▶ EXCERTO
++++++++

Como elemento identificador da ação, o pedido é, na terminologia do artigo 581º, nº 3, do CPC, “o efeito jurídico que se pretende obter com a ação”, ao passo que a causa de pedir, de acordo com a teoria da substanciação, adotada pelo artigo 581º, nº 4, 2ª parte, do mesmo diploma legal, é o facto jurídico genético do direito, ou seja, o acontecimento concreto, correspondente a qualquer “fattispecie” jurídica que a lei admita como criadora de direitos[2].

Tendo os autores formulado o pedido, na parte que ainda importa considerar, de “condenação dos réus a pagar a quantia de €20.700,00 e mais a quantia de €300 euros, por cada mês de ocupação até à entrega efetiva das parcelas que, abusivamente, ocupam”, o acórdão recorrido, confirmando a sentença proferida em 1ª instância, “condenou os R.R. a pagar aos A.A. a quantia de €11.500 (onze mil e quinhentos euros)”.

Não se verifica, assim, bem pelo contrário, a condenação em quantidade superior ou em objeto diverso do pedido, com a consequente inexistência da arguida nulidade, a que se reportam os artigos 615º, nº 1, e) e 609º, nº 1, do CPC, que não ocorre quando o tribunal, eventualmente, se baseia para a condenação no pedido, em fundamentos jurídicos distintos dos invocados pelo autor.

   II. DA NULIDADE DO ACÓRDÃO POR EXCESSO DE PRONÚNCIA

II. 1. Alegam ainda os réus recorrentes que o acórdão impugnado é nulo, por incorrer em excesso de pronúncia, ao apreciar questão não suscitada pelas partes (dano de privação do uso), o que configura uma verdadeira decisão surpresa, pois que os autores deduziram o pedido, com fundamento na “perda de valor locativo”, tendo o acórdão condenado em indemnização, socorrendo-se de um juízo de equidade, pelo “dano de privação do uso”.

Preceitua o artigo 615º, nº 1, d), do CPC, que “é nula a sentença quando o juiz… conheça de questões de que não podia tomar conhecimento;”.

O acórdão recorrido considerou, a este propósito, que “constata-se que os autores pretendiam valorizar aquele espaço com uma vedação, colocando-o no mercado do arrendamento, … e até usando-o para armazém. Isto é revelador de que os autores ficaram privados de usar e de frutificar o seu prédio, traduzindo-se num dano concreto na esfera jurídica de quem é proprietário. Não se está apenas numa situação de dano abstrato emergente da ocupação. Esta reflete-se concretamente em prejuízos de ordem económica e moral na pessoa dos réus, enquanto titulares do direito de propriedade, constrangido pelos atos de ocupação dos réus. Daí que julgamos que há fundamento para condenar os réus numa indemnização segundo o instituto da privação do uso de um bem imóvel,…”.

++++++++

▶ LINHAS EXTRAÍDAS

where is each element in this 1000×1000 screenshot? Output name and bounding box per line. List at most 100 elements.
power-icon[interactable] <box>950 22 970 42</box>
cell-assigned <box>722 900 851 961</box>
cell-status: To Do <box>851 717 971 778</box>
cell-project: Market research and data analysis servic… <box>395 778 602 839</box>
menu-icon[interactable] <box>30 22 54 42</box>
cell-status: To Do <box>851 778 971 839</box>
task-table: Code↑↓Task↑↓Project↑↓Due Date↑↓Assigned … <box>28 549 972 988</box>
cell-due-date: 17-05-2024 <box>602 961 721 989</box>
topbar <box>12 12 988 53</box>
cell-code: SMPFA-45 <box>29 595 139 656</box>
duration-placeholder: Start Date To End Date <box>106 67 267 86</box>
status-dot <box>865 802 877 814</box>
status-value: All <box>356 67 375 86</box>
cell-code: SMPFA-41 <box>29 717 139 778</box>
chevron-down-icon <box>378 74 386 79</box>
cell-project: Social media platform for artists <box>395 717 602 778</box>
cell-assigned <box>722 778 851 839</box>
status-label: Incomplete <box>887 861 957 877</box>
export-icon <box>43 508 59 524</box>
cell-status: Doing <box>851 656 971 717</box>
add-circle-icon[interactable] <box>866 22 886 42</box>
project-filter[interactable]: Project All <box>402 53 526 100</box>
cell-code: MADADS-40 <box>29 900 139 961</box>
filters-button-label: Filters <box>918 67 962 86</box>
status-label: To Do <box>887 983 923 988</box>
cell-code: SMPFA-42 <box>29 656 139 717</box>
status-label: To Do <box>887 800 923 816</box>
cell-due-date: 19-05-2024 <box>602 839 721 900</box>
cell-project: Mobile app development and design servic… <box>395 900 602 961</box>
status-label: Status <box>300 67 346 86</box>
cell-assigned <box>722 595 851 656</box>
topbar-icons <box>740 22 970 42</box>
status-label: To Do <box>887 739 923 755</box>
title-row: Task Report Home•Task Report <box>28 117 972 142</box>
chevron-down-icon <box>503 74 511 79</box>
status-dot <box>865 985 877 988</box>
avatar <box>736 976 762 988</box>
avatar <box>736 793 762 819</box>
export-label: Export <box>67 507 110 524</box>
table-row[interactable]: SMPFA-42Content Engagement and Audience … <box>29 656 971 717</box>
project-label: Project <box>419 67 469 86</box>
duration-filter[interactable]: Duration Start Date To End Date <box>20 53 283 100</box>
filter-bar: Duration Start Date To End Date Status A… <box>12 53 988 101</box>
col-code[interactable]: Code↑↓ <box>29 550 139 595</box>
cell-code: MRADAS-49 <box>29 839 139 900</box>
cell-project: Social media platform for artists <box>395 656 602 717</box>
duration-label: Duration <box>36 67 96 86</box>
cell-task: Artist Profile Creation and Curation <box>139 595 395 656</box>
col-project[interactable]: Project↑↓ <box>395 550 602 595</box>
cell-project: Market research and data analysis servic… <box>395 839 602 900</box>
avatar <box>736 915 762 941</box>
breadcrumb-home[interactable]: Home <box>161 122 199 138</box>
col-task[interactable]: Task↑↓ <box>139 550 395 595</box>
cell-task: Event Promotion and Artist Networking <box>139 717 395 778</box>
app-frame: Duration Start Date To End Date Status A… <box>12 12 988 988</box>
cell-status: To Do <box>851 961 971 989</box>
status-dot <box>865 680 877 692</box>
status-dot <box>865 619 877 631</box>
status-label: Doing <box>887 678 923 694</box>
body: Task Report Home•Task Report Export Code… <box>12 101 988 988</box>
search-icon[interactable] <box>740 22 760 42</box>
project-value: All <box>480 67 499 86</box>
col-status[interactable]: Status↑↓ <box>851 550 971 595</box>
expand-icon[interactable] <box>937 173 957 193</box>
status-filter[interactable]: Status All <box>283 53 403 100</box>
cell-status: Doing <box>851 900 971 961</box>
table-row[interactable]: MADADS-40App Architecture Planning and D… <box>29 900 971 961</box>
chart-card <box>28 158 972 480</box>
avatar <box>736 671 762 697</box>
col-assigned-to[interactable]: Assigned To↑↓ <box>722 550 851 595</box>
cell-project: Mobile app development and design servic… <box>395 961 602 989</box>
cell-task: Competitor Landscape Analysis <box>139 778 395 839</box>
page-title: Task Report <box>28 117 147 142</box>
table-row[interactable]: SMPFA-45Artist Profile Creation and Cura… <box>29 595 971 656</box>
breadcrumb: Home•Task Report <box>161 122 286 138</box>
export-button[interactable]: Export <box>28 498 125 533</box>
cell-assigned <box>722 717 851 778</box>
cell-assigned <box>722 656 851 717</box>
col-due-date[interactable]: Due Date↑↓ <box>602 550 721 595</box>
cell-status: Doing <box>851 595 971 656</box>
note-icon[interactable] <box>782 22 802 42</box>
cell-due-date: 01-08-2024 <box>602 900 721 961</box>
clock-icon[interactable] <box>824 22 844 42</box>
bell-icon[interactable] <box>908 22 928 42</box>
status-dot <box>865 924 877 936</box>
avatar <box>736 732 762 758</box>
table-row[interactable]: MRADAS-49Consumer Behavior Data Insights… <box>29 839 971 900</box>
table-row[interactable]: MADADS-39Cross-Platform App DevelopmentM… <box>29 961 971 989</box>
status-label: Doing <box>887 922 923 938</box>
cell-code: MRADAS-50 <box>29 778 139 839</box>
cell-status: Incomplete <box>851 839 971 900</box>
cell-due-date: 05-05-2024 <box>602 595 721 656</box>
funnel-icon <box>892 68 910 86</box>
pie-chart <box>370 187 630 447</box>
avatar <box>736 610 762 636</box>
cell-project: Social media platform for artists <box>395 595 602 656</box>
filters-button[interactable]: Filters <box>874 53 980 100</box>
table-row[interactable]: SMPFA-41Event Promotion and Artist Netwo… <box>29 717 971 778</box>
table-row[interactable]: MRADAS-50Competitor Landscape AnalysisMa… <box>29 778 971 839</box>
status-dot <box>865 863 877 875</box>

++++++++

▶ OBJETIVO INDICADO 1
Reescreva em lista, de forma mais breve, o parágrafo do excerto que começa por "II. 1. Alegam ainda os réus recorrentes", mantendo os factos principais.
▶ OBJETIVO INDICADO 2
Continue, por favor, o excerto do acórdão a partir da última frase apresentada.

▶ RESULTADO FINAL 1
- Os réus recorrentes alegam que o acórdão impugnado é nulo por excesso de pronúncia.
- Na sua opinião, o acórdão apreciou uma questão não suscitada pelas partes: o dano de privação do uso.
- Entendem que isso configura uma decisão surpresa.
- Os autores tinham fundado o pedido na "perda de valor locativo".
- O acórdão condenou numa indemnização pelo "dano de privação do uso", socorrendo-se de um juízo de equidade.

▶ RESULTADO FINAL 2
O reconhecimento ao lesado do direito a uma indemnização pela privação do uso de um bem de que é proprietário, a cargo do lesante, na lógica do princípio da restauração «in natura», é suscetível de ser concretizado, através da obrigação do pagamento do valor correspondente à locação do bem, no período da forçada indisponibilidade da sua fruição pelo respetivo titular.

Muito embora não seja de privilegiar, necessariamente, o valor locativo como critério de indemnização pela privação do uso da coisa[3], desde logo, por ser diferente o valor do uso do valor da locação[4], tem-se adotado esse valor locativo, apenas, como ponto de referência na determinação do valor do dano da privação do bem[5].

Deste modo, o acórdão recorrido, ainda que com fundamentação jurídica, parcialmente, diversa da invocada pelos autores, decidiu a questão que importava conhecer, não tendo ultrapassado o que lhe foi pedido pelas partes e, consequentemente, não incorreu na nulidade, por excesso de pronúncia, a que se reportam os artigos 615º, nº 1, d) e 666º, nº 1, ambos do CPC.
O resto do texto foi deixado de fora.